===== Supplied records

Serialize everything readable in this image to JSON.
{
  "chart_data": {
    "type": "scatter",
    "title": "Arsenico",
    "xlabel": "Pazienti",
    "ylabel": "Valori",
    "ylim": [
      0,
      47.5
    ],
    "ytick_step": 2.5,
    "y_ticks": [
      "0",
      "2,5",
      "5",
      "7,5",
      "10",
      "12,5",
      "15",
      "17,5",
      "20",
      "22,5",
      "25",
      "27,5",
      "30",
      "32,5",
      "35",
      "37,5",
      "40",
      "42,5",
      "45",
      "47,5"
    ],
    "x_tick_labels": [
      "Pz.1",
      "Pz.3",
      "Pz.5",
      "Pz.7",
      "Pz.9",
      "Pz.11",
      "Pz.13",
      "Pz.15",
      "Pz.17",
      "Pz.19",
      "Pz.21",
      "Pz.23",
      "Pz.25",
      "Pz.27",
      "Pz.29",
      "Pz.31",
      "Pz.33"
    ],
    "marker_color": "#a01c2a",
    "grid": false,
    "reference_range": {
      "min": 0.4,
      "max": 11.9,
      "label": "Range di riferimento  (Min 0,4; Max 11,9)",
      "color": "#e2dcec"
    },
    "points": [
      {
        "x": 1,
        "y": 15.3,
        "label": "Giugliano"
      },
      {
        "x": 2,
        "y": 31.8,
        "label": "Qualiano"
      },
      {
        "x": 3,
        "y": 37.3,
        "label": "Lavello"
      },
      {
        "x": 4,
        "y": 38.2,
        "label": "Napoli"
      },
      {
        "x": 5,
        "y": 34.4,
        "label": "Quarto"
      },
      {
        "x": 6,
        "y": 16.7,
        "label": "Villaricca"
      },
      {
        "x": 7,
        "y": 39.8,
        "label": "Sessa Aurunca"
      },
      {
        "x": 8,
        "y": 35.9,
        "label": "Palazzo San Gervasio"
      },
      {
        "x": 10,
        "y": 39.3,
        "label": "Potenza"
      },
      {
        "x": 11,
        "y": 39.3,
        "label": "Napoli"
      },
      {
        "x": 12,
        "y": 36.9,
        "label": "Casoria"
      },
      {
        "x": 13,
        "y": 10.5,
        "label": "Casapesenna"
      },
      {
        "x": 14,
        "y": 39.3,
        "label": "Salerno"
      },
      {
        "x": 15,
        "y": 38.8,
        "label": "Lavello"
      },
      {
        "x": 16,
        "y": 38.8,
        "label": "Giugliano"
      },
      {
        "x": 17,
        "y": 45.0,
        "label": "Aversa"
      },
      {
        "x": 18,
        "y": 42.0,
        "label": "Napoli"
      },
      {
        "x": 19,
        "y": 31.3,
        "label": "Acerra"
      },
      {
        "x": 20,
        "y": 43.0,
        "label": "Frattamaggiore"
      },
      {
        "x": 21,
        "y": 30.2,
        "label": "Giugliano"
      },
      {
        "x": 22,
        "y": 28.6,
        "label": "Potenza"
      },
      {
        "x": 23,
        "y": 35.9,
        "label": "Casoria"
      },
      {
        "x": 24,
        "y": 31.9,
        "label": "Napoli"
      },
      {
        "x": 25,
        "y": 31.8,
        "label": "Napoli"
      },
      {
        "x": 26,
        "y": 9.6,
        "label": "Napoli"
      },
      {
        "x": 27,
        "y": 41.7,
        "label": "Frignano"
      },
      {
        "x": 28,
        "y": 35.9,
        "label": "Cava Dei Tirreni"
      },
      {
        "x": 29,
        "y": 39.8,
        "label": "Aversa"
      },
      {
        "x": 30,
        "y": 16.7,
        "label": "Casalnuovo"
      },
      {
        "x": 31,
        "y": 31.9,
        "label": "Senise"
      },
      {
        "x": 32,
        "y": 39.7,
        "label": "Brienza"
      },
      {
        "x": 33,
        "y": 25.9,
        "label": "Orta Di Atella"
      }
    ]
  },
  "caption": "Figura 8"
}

==========

Goal of the exercise: Print the whole listing exactly as it is.

Worked answer:
Serialize everything readable in this image to JSON.
{
  "chart_data": {
    "type": "scatter",
    "title": "Arsenico",
    "xlabel": "Pazienti",
    "ylabel": "Valori",
    "ylim": [
      0,
      47.5
    ],
    "ytick_step": 2.5,
    "y_ticks": [
      "0",
      "2,5",
      "5",
      "7,5",
      "10",
      "12,5",
      "15",
      "17,5",
      "20",
      "22,5",
      "25",
      "27,5",
      "30",
      "32,5",
      "35",
      "37,5",
      "40",
      "42,5",
      "45",
      "47,5"
    ],
    "x_tick_labels": [
      "Pz.1",
      "Pz.3",
      "Pz.5",
      "Pz.7",
      "Pz.9",
      "Pz.11",
      "Pz.13",
      "Pz.15",
      "Pz.17",
      "Pz.19",
      "Pz.21",
      "Pz.23",
      "Pz.25",
      "Pz.27",
      "Pz.29",
      "Pz.31",
      "Pz.33"
    ],
    "marker_color": "#a01c2a",
    "grid": false,
    "reference_range": {
      "min": 0.4,
      "max": 11.9,
      "label": "Range di riferimento  (Min 0,4; Max 11,9)",
      "color": "#e2dcec"
    },
    "points": [
      {
        "x": 1,
        "y": 15.3,
        "label": "Giugliano"
      },
      {
        "x": 2,
        "y": 31.8,
        "label": "Qualiano"
      },
      {
        "x": 3,
        "y": 37.3,
        "label": "Lavello"
      },
      {
        "x": 4,
        "y": 38.2,
        "label": "Napoli"
      },
      {
        "x": 5,
        "y": 34.4,
        "label": "Quarto"
      },
      {
        "x": 6,
        "y": 16.7,
        "label": "Villaricca"
      },
      {
        "x": 7,
        "y": 39.8,
        "label": "Sessa Aurunca"
      },
      {
        "x": 8,
        "y": 35.9,
        "label": "Palazzo San Gervasio"
      },
      {
        "x": 10,
        "y": 39.3,
        "label": "Potenza"
      },
      {
        "x": 11,
        "y": 39.3,
        "label": "Napoli"
      },
      {
        "x": 12,
        "y": 36.9,
        "label": "Casoria"
      },
      {
        "x": 13,
        "y": 10.5,
        "label": "Casapesenna"
      },
      {
        "x": 14,
        "y": 39.3,
        "label": "Salerno"
      },
      {
        "x": 15,
        "y": 38.8,
        "label": "Lavello"
      },
      {
        "x": 16,
        "y": 38.8,
        "label": "Giugliano"
      },
      {
        "x": 17,
        "y": 45.0,
        "label": "Aversa"
      },
      {
        "x": 18,
        "y": 42.0,
        "label": "Napoli"
      },
      {
        "x": 19,
        "y": 31.3,
        "label": "Acerra"
      },
      {
        "x": 20,
        "y": 43.0,
        "label": "Frattamaggiore"
      },
      {
        "x": 21,
        "y": 30.2,
        "label": "Giugliano"
      },
      {
        "x": 22,
        "y": 28.6,
        "label": "Potenza"
      },
      {
        "x": 23,
        "y": 35.9,
        "label": "Casoria"
      },
      {
        "x": 24,
        "y": 31.9,
        "label": "Napoli"
      },
      {
        "x": 25,
        "y": 31.8,
        "label": "Napoli"
      },
      {
        "x": 26,
        "y": 9.6,
        "label": "Napoli"
      },
      {
        "x": 27,
        "y": 41.7,
        "label": "Frignano"
      },
      {
        "x": 28,
        "y": 35.9,
        "label": "Cava Dei Tirreni"
      },
      {
        "x": 29,
        "y": 39.8,
        "label": "Aversa"
      },
      {
        "x": 30,
        "y": 16.7,
        "label": "Casalnuovo"
      },
      {
        "x": 31,
        "y": 31.9,
        "label": "Senise"
      },
      {
        "x": 32,
        "y": 39.7,
        "label": "Brienza"
      },
      {
        "x": 33,
        "y": 25.9,
        "label": "Orta Di Atella"
      }
    ]
  },
  "caption": "Figura 8"
}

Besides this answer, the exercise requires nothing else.